→ **Entries**:
====

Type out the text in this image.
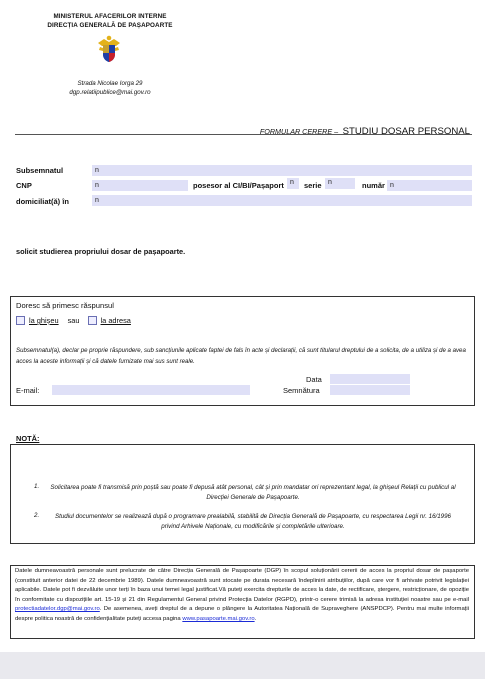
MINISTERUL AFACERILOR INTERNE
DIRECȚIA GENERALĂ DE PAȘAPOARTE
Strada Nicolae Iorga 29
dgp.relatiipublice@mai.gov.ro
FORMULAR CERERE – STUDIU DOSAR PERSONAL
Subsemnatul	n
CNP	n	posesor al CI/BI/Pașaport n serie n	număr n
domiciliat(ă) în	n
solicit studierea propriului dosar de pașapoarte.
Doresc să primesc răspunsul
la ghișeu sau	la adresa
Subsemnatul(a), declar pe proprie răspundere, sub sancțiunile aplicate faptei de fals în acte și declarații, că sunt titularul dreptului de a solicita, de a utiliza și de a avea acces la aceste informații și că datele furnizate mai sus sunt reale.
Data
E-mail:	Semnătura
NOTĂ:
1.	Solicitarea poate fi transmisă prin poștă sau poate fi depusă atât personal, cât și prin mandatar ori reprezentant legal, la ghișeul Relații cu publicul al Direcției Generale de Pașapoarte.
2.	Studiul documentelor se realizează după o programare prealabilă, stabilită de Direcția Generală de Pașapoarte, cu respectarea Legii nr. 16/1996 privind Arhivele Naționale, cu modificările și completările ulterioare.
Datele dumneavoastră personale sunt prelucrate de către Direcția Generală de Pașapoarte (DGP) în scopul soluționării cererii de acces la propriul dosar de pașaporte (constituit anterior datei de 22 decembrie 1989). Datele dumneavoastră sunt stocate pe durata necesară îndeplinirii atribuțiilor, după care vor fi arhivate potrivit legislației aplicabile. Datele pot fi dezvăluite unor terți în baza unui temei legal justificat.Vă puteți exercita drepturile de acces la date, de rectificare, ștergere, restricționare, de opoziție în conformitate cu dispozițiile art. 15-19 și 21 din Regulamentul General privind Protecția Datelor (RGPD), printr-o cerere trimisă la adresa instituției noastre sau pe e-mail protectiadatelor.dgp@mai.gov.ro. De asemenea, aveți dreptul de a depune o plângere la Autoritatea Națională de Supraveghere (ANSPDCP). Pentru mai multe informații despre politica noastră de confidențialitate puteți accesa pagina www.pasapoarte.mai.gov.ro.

====

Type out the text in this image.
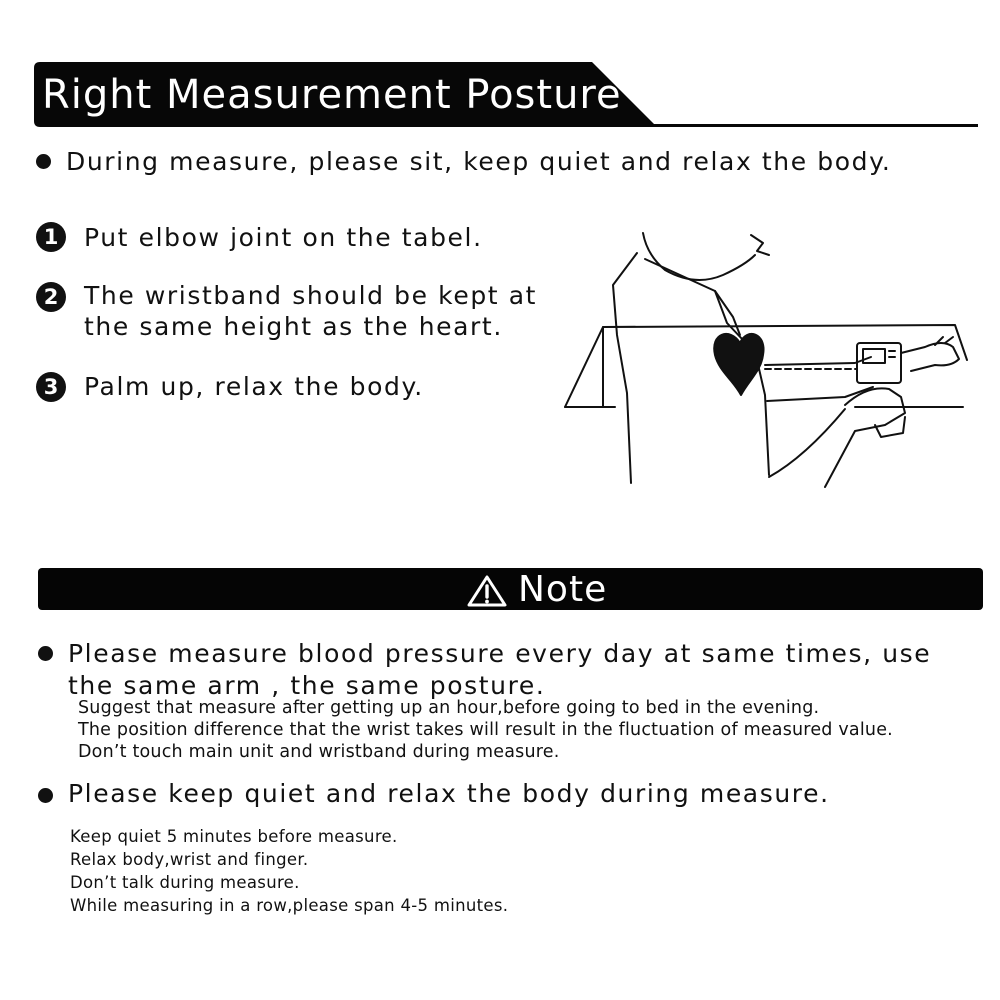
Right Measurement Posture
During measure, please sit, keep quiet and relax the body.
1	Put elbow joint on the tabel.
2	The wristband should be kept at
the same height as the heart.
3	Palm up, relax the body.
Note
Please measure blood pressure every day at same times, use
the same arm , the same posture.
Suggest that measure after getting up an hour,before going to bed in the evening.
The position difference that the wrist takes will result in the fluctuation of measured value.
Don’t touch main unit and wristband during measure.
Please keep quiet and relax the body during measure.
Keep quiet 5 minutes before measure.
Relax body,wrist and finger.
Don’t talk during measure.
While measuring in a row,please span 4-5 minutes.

====

→ **Your instructions**: Isolate the lines that hold the word "wristband" and copy all of them.

→ **Task result**:
2	The wristband should be kept at
Don’t touch main unit and wristband during measure.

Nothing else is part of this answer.